* BEGIN Data for this exercise *

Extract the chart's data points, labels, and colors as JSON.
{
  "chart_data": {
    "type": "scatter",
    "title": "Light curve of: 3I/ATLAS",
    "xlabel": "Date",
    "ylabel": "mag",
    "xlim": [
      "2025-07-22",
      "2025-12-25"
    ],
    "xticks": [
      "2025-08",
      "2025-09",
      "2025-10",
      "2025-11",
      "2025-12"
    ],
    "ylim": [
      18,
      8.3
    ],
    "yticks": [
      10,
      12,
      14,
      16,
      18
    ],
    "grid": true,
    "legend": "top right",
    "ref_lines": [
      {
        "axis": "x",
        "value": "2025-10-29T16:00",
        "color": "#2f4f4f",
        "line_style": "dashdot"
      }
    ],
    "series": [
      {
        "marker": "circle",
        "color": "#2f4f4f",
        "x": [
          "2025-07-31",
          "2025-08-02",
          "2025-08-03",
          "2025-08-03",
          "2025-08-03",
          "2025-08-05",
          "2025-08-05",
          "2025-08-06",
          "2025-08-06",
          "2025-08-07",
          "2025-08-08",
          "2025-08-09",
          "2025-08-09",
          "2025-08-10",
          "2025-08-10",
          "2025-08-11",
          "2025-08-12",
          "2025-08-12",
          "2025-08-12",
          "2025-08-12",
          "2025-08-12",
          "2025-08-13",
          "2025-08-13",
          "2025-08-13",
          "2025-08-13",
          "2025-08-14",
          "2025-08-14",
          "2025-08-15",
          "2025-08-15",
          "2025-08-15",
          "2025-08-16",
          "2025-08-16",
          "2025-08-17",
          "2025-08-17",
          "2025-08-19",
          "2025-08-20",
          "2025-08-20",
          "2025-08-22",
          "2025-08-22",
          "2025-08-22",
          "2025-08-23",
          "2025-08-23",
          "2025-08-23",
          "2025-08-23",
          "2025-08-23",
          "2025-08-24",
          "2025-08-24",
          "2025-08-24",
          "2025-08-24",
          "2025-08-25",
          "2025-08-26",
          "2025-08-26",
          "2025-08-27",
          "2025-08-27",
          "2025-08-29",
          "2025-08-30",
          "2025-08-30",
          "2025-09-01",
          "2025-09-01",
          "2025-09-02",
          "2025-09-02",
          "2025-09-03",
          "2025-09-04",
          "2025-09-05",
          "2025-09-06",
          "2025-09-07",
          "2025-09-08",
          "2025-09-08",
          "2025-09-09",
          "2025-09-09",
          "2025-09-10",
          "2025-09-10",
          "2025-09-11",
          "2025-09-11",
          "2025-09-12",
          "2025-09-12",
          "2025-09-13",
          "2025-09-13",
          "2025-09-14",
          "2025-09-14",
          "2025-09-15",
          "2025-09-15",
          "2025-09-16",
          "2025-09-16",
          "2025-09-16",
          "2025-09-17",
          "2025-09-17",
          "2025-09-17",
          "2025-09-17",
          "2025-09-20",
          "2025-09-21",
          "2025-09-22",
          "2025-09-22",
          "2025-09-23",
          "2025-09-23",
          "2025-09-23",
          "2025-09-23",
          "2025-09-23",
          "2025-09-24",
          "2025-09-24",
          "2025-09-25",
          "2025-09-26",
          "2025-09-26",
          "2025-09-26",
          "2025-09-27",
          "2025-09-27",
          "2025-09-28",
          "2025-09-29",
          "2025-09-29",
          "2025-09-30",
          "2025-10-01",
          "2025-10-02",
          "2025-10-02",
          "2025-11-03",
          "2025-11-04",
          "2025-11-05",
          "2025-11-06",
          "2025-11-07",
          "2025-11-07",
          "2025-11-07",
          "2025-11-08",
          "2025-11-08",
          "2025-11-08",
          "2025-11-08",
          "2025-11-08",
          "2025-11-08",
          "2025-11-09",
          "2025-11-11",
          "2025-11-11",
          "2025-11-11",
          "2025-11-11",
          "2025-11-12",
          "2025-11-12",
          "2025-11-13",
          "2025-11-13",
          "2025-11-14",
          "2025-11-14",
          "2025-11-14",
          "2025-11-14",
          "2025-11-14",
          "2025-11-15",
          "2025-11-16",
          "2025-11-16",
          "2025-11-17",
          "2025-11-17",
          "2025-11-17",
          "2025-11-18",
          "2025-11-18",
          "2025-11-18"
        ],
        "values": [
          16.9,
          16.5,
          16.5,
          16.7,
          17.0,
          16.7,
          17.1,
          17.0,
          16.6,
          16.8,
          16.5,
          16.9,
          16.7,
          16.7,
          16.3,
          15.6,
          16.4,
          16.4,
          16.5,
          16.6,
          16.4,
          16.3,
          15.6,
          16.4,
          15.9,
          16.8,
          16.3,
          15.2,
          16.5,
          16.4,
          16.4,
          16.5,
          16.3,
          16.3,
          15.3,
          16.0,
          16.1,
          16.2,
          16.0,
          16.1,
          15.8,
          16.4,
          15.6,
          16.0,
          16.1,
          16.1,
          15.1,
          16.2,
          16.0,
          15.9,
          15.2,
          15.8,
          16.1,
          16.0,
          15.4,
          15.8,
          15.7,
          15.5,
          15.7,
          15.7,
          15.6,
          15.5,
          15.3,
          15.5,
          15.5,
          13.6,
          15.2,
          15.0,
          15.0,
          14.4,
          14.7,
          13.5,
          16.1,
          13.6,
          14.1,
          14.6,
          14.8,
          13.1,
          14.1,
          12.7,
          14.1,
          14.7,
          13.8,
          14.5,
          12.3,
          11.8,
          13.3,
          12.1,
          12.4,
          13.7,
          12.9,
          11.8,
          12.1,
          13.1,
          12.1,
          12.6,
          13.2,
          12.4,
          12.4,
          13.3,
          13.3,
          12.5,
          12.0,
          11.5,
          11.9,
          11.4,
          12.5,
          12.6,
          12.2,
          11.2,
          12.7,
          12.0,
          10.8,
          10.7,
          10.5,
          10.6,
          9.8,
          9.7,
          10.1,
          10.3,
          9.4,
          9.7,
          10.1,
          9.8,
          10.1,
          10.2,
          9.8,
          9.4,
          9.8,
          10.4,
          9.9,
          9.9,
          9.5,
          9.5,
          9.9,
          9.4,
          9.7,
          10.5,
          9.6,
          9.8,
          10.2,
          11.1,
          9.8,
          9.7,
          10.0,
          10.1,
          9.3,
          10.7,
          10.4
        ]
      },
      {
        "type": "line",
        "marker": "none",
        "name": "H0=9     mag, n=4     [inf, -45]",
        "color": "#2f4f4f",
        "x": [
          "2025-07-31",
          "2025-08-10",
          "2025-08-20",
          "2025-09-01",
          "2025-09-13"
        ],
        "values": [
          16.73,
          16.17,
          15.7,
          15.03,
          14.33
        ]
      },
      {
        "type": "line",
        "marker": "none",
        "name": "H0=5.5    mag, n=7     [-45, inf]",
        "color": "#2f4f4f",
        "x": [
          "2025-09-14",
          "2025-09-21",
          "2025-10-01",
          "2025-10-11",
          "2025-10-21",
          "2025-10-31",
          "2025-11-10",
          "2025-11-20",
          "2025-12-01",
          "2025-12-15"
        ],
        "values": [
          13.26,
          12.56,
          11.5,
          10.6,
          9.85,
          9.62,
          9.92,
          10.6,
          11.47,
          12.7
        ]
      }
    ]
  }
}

* END Data for this exercise *

Aim of the task:
Reproduce the entries above in full, verbatim.

Complete answer:
Extract the chart's data points, labels, and colors as JSON.
{
  "chart_data": {
    "type": "scatter",
    "title": "Light curve of: 3I/ATLAS",
    "xlabel": "Date",
    "ylabel": "mag",
    "xlim": [
      "2025-07-22",
      "2025-12-25"
    ],
    "xticks": [
      "2025-08",
      "2025-09",
      "2025-10",
      "2025-11",
      "2025-12"
    ],
    "ylim": [
      18,
      8.3
    ],
    "yticks": [
      10,
      12,
      14,
      16,
      18
    ],
    "grid": true,
    "legend": "top right",
    "ref_lines": [
      {
        "axis": "x",
        "value": "2025-10-29T16:00",
        "color": "#2f4f4f",
        "line_style": "dashdot"
      }
    ],
    "series": [
      {
        "marker": "circle",
        "color": "#2f4f4f",
        "x": [
          "2025-07-31",
          "2025-08-02",
          "2025-08-03",
          "2025-08-03",
          "2025-08-03",
          "2025-08-05",
          "2025-08-05",
          "2025-08-06",
          "2025-08-06",
          "2025-08-07",
          "2025-08-08",
          "2025-08-09",
          "2025-08-09",
          "2025-08-10",
          "2025-08-10",
          "2025-08-11",
          "2025-08-12",
          "2025-08-12",
          "2025-08-12",
          "2025-08-12",
          "2025-08-12",
          "2025-08-13",
          "2025-08-13",
          "2025-08-13",
          "2025-08-13",
          "2025-08-14",
          "2025-08-14",
          "2025-08-15",
          "2025-08-15",
          "2025-08-15",
          "2025-08-16",
          "2025-08-16",
          "2025-08-17",
          "2025-08-17",
          "2025-08-19",
          "2025-08-20",
          "2025-08-20",
          "2025-08-22",
          "2025-08-22",
          "2025-08-22",
          "2025-08-23",
          "2025-08-23",
          "2025-08-23",
          "2025-08-23",
          "2025-08-23",
          "2025-08-24",
          "2025-08-24",
          "2025-08-24",
          "2025-08-24",
          "2025-08-25",
          "2025-08-26",
          "2025-08-26",
          "2025-08-27",
          "2025-08-27",
          "2025-08-29",
          "2025-08-30",
          "2025-08-30",
          "2025-09-01",
          "2025-09-01",
          "2025-09-02",
          "2025-09-02",
          "2025-09-03",
          "2025-09-04",
          "2025-09-05",
          "2025-09-06",
          "2025-09-07",
          "2025-09-08",
          "2025-09-08",
          "2025-09-09",
          "2025-09-09",
          "2025-09-10",
          "2025-09-10",
          "2025-09-11",
          "2025-09-11",
          "2025-09-12",
          "2025-09-12",
          "2025-09-13",
          "2025-09-13",
          "2025-09-14",
          "2025-09-14",
          "2025-09-15",
          "2025-09-15",
          "2025-09-16",
          "2025-09-16",
          "2025-09-16",
          "2025-09-17",
          "2025-09-17",
          "2025-09-17",
          "2025-09-17",
          "2025-09-20",
          "2025-09-21",
          "2025-09-22",
          "2025-09-22",
          "2025-09-23",
          "2025-09-23",
          "2025-09-23",
          "2025-09-23",
          "2025-09-23",
          "2025-09-24",
          "2025-09-24",
          "2025-09-25",
          "2025-09-26",
          "2025-09-26",
          "2025-09-26",
          "2025-09-27",
          "2025-09-27",
          "2025-09-28",
          "2025-09-29",
          "2025-09-29",
          "2025-09-30",
          "2025-10-01",
          "2025-10-02",
          "2025-10-02",
          "2025-11-03",
          "2025-11-04",
          "2025-11-05",
          "2025-11-06",
          "2025-11-07",
          "2025-11-07",
          "2025-11-07",
          "2025-11-08",
          "2025-11-08",
          "2025-11-08",
          "2025-11-08",
          "2025-11-08",
          "2025-11-08",
          "2025-11-09",
          "2025-11-11",
          "2025-11-11",
          "2025-11-11",
          "2025-11-11",
          "2025-11-12",
          "2025-11-12",
          "2025-11-13",
          "2025-11-13",
          "2025-11-14",
          "2025-11-14",
          "2025-11-14",
          "2025-11-14",
          "2025-11-14",
          "2025-11-15",
          "2025-11-16",
          "2025-11-16",
          "2025-11-17",
          "2025-11-17",
          "2025-11-17",
          "2025-11-18",
          "2025-11-18",
          "2025-11-18"
        ],
        "values": [
          16.9,
          16.5,
          16.5,
          16.7,
          17.0,
          16.7,
          17.1,
          17.0,
          16.6,
          16.8,
          16.5,
          16.9,
          16.7,
          16.7,
          16.3,
          15.6,
          16.4,
          16.4,
          16.5,
          16.6,
          16.4,
          16.3,
          15.6,
          16.4,
          15.9,
          16.8,
          16.3,
          15.2,
          16.5,
          16.4,
          16.4,
          16.5,
          16.3,
          16.3,
          15.3,
          16.0,
          16.1,
          16.2,
          16.0,
          16.1,
          15.8,
          16.4,
          15.6,
          16.0,
          16.1,
          16.1,
          15.1,
          16.2,
          16.0,
          15.9,
          15.2,
          15.8,
          16.1,
          16.0,
          15.4,
          15.8,
          15.7,
          15.5,
          15.7,
          15.7,
          15.6,
          15.5,
          15.3,
          15.5,
          15.5,
          13.6,
          15.2,
          15.0,
          15.0,
          14.4,
          14.7,
          13.5,
          16.1,
          13.6,
          14.1,
          14.6,
          14.8,
          13.1,
          14.1,
          12.7,
          14.1,
          14.7,
          13.8,
          14.5,
          12.3,
          11.8,
          13.3,
          12.1,
          12.4,
          13.7,
          12.9,
          11.8,
          12.1,
          13.1,
          12.1,
          12.6,
          13.2,
          12.4,
          12.4,
          13.3,
          13.3,
          12.5,
          12.0,
          11.5,
          11.9,
          11.4,
          12.5,
          12.6,
          12.2,
          11.2,
          12.7,
          12.0,
          10.8,
          10.7,
          10.5,
          10.6,
          9.8,
          9.7,
          10.1,
          10.3,
          9.4,
          9.7,
          10.1,
          9.8,
          10.1,
          10.2,
          9.8,
          9.4,
          9.8,
          10.4,
          9.9,
          9.9,
          9.5,
          9.5,
          9.9,
          9.4,
          9.7,
          10.5,
          9.6,
          9.8,
          10.2,
          11.1,
          9.8,
          9.7,
          10.0,
          10.1,
          9.3,
          10.7,
          10.4
        ]
      },
      {
        "type": "line",
        "marker": "none",
        "name": "H0=9     mag, n=4     [inf, -45]",
        "color": "#2f4f4f",
        "x": [
          "2025-07-31",
          "2025-08-10",
          "2025-08-20",
          "2025-09-01",
          "2025-09-13"
        ],
        "values": [
          16.73,
          16.17,
          15.7,
          15.03,
          14.33
        ]
      },
      {
        "type": "line",
        "marker": "none",
        "name": "H0=5.5    mag, n=7     [-45, inf]",
        "color": "#2f4f4f",
        "x": [
          "2025-09-14",
          "2025-09-21",
          "2025-10-01",
          "2025-10-11",
          "2025-10-21",
          "2025-10-31",
          "2025-11-10",
          "2025-11-20",
          "2025-12-01",
          "2025-12-15"
        ],
        "values": [
          13.26,
          12.56,
          11.5,
          10.6,
          9.85,
          9.62,
          9.92,
          10.6,
          11.47,
          12.7
        ]
      }
    ]
  }
}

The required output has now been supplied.